- **What you are asked to do**:
Look for the string "data" in every line, and copy each line that has it.

- **Supplied material**:
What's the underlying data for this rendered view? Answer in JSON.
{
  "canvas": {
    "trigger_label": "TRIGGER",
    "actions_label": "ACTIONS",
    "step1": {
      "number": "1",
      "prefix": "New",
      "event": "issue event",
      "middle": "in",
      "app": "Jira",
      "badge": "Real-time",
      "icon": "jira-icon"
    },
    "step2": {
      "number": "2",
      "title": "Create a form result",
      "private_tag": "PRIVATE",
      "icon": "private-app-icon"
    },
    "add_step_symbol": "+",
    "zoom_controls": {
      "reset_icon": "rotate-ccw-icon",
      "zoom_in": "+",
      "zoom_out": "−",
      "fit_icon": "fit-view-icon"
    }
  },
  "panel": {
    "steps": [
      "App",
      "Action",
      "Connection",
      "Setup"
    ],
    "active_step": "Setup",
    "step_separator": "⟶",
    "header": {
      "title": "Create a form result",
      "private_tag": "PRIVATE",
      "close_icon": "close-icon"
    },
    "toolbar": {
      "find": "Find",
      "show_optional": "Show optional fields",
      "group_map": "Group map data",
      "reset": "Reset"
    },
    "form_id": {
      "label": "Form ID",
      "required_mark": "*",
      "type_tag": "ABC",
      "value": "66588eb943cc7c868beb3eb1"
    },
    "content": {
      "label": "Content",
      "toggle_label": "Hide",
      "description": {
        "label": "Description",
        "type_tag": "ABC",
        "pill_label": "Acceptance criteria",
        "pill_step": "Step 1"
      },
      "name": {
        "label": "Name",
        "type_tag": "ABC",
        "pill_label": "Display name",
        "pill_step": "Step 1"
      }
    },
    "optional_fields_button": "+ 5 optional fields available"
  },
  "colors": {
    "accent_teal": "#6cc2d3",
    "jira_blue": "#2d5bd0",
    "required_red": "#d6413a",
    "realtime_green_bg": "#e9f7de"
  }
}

- **Finished exercise**:
What's the underlying data for this rendered view? Answer in JSON.
      "group_map": "Group map data",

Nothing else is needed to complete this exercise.